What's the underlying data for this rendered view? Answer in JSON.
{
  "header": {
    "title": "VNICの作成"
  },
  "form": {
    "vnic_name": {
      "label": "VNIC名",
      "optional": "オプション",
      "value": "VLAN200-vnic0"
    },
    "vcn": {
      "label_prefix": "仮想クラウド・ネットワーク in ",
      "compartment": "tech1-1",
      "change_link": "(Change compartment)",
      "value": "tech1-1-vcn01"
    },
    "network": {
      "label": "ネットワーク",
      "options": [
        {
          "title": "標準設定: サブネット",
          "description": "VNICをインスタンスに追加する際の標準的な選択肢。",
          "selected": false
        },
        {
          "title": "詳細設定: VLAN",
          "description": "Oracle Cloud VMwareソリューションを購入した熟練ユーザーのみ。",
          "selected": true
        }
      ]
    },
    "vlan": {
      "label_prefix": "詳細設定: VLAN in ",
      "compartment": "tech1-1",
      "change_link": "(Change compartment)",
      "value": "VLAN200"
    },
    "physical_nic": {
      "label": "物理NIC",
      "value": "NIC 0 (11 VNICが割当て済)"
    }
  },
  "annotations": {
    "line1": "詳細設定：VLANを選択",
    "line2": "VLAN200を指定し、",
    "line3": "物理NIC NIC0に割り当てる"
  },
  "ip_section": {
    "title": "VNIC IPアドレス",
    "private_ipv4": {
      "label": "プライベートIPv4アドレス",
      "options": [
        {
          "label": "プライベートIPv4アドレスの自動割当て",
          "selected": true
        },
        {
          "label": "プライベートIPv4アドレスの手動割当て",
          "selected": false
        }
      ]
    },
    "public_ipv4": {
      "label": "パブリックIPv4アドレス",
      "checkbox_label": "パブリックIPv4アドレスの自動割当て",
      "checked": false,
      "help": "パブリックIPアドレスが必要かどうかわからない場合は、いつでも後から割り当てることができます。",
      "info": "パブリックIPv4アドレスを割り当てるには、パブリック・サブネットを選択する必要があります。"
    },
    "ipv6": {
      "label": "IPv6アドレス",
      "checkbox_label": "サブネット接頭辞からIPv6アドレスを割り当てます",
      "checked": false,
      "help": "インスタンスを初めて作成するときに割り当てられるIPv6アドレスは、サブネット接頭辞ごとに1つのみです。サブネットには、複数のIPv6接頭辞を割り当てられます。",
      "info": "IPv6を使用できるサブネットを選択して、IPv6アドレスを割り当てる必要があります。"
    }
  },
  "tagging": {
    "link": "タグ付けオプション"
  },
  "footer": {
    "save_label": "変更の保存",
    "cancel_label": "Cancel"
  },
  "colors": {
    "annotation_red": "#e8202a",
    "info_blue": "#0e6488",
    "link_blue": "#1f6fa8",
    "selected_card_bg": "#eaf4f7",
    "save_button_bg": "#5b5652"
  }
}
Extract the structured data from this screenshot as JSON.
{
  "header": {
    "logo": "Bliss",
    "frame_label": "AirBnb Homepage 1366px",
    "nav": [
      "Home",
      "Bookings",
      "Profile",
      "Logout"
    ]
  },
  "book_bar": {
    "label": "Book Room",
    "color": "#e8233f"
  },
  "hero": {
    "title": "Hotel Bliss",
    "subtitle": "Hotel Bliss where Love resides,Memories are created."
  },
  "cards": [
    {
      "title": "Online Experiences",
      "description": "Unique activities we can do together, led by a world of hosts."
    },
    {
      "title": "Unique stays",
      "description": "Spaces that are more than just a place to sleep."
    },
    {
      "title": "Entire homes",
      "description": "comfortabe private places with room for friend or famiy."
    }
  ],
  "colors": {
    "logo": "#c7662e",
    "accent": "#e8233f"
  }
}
====
From the listing above, pick out each line where the word "JSON" appears.

What's the underlying data for this rendered view? Answer in JSON.
Extract the structured data from this screenshot as JSON.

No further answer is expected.